=== DIRECTIONS FOR THIS TASK ===
Restate the whole listing exactly.
--- start of EXERCISE INPUTS ---
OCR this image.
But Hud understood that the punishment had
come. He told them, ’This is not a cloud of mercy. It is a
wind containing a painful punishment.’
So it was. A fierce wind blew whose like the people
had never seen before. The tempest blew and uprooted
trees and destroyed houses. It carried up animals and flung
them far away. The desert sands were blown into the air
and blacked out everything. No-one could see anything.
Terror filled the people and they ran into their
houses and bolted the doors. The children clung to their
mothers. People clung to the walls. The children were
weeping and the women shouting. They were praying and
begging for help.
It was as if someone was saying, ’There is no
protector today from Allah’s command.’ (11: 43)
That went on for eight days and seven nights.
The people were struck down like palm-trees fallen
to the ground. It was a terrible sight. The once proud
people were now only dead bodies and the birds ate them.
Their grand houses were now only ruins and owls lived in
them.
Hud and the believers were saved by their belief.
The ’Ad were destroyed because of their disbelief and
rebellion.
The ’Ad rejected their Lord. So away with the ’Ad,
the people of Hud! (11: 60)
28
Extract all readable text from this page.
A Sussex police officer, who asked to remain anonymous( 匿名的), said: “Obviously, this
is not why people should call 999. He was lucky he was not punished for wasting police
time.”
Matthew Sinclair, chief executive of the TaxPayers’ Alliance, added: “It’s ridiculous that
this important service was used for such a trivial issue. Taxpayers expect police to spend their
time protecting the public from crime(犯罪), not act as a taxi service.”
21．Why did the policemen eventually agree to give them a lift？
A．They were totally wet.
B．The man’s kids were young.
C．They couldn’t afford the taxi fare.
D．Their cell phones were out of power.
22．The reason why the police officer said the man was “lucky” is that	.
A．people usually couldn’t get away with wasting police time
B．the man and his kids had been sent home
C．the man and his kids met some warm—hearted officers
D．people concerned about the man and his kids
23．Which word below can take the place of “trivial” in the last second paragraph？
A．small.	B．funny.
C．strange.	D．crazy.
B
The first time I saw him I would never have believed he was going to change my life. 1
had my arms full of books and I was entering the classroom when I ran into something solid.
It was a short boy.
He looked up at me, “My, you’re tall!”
--- end of EXERCISE INPUTS ---
=== FINISHED ANSWER ===
OCR this image.
But Hud understood that the punishment had
come. He told them, ’This is not a cloud of mercy. It is a
wind containing a painful punishment.’
So it was. A fierce wind blew whose like the people
had never seen before. The tempest blew and uprooted
trees and destroyed houses. It carried up animals and flung
them far away. The desert sands were blown into the air
and blacked out everything. No-one could see anything.
Terror filled the people and they ran into their
houses and bolted the doors. The children clung to their
mothers. People clung to the walls. The children were
weeping and the women shouting. They were praying and
begging for help.
It was as if someone was saying, ’There is no
protector today from Allah’s command.’ (11: 43)
That went on for eight days and seven nights.
The people were struck down like palm-trees fallen
to the ground. It was a terrible sight. The once proud
people were now only dead bodies and the birds ate them.
Their grand houses were now only ruins and owls lived in
them.
Hud and the believers were saved by their belief.
The ’Ad were destroyed because of their disbelief and
rebellion.
The ’Ad rejected their Lord. So away with the ’Ad,
the people of Hud! (11: 60)
28
Extract all readable text from this page.
A Sussex police officer, who asked to remain anonymous( 匿名的), said: “Obviously, this
is not why people should call 999. He was lucky he was not punished for wasting police
time.”
Matthew Sinclair, chief executive of the TaxPayers’ Alliance, added: “It’s ridiculous that
this important service was used for such a trivial issue. Taxpayers expect police to spend their
time protecting the public from crime(犯罪), not act as a taxi service.”
21．Why did the policemen eventually agree to give them a lift？
A．They were totally wet.
B．The man’s kids were young.
C．They couldn’t afford the taxi fare.
D．Their cell phones were out of power.
22．The reason why the police officer said the man was “lucky” is that	.
A．people usually couldn’t get away with wasting police time
B．the man and his kids had been sent home
C．the man and his kids met some warm—hearted officers
D．people concerned about the man and his kids
23．Which word below can take the place of “trivial” in the last second paragraph？
A．small.	B．funny.
C．strange.	D．crazy.
B
The first time I saw him I would never have believed he was going to change my life. 1
had my arms full of books and I was entering the classroom when I ran into something solid.
It was a short boy.
He looked up at me, “My, you’re tall!”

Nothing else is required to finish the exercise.